**LISTA DE TAREFAS**
1. Liste todas as linhas dos registros que contêm a palavra "Ciudad".
2. Retome o texto sobre a convenção democrata de Charlotte a partir do ponto em que ele termina.

Para fazer frente a isso os democratas
entenderam que precisariam tocar fogo no circo. E foi isso que a primeira
noite da convenção de Charlotte conseguiu a ponto de levar o veterano e algo cínico James
Carville quase às lágrimas, na CNN, cujos outros comentaristas e âncoras, uns pedantes, pareciam não perceber a magnitude da sacudida que o evento estava
provocando em dezenas de milhões de telespectadores. Infinitamente mais bem
coreografada que Tampa, a festa democrata foi altamente bem focada e competente na sua comunicação. Grandes discursos. Destaque absoluto para três: do governador
negro de Massachusetts: Deval Patrick, do key
speaker latino, prefeito de San Antônio Julián Castro e, de forma
esplendorosa, Michelle Obama.

(Dados de localização dos elementos)
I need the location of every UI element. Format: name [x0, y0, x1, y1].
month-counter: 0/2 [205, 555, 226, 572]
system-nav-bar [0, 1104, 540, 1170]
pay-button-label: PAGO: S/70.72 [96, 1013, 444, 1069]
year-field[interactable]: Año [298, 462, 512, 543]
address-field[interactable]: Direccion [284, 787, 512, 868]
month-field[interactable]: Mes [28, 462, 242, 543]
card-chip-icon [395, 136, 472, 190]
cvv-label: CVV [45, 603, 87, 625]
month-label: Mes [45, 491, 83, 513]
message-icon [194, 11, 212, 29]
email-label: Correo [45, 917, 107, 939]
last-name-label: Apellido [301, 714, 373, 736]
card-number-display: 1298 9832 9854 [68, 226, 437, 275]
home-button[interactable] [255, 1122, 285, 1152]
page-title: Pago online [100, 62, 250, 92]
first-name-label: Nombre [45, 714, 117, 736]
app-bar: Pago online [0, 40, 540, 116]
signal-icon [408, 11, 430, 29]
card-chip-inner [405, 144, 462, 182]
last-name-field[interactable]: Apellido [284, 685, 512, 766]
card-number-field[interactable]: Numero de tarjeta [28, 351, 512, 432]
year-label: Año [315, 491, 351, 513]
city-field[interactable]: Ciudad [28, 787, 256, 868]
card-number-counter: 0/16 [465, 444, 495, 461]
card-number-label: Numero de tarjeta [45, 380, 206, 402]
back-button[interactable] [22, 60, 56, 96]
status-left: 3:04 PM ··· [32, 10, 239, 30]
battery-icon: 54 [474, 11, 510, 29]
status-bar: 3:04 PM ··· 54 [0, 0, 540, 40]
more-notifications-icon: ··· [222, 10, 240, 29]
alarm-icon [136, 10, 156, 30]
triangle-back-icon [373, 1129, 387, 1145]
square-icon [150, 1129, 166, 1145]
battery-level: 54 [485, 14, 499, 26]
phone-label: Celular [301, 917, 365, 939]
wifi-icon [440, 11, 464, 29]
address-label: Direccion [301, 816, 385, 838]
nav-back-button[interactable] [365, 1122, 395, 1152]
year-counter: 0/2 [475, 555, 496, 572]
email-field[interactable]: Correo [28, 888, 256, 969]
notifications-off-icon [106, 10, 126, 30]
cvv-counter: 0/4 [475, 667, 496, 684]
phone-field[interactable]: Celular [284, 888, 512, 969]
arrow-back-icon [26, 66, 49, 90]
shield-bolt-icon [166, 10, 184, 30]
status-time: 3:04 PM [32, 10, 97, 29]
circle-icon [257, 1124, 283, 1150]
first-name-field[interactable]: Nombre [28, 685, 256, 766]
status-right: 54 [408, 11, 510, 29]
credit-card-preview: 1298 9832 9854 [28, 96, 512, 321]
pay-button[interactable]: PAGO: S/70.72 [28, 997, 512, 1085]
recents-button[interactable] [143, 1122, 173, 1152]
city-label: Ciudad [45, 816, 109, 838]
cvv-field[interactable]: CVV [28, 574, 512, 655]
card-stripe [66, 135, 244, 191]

**OS RESULTADOS**
1.
city-field[interactable]: Ciudad [28, 787, 256, 868]
city-label: Ciudad [45, 816, 109, 838]

2.
Ela é tão boa quanto o marido. Perfeito
domínio da emoção, da voz, da postura corporal e da expressão facial. Uma
narrativa não-política, de mãe e mulher de classe média, solidária e preocupada
com os outros, de uma eficácia política certeira. Uma flechada no coração
de milhões de mulheres e homens, meio desanimados com a crise, dispostos a
ficar em casa na dia da eleição, que recebem um choque de emoção. Michelle
conseguiu o ponto máximo do discurso político bem sucedido: combinar razão e
emoção com grande graça e elegância. A mensagem para os americanos é: Obama e
Michelle são gente como a gente, a situação pode estar difícil mas eles estão
do nosso lado para o que der e vier. Num certo aspecto nota-se aí um "efeito Lula",
sobre as classes C e D brasileiras, em 2006: não importam as mazelas, o
mensalão, etc... Lula é nós lá. É diferente porque a economia no Brasil estava
melhor naquele momento mas, por outro lado, não houve escândalos de corrupção no
governo Obama. De qualquer maneira o fenômeno de amor é similar: gostamos do
cara e pronto!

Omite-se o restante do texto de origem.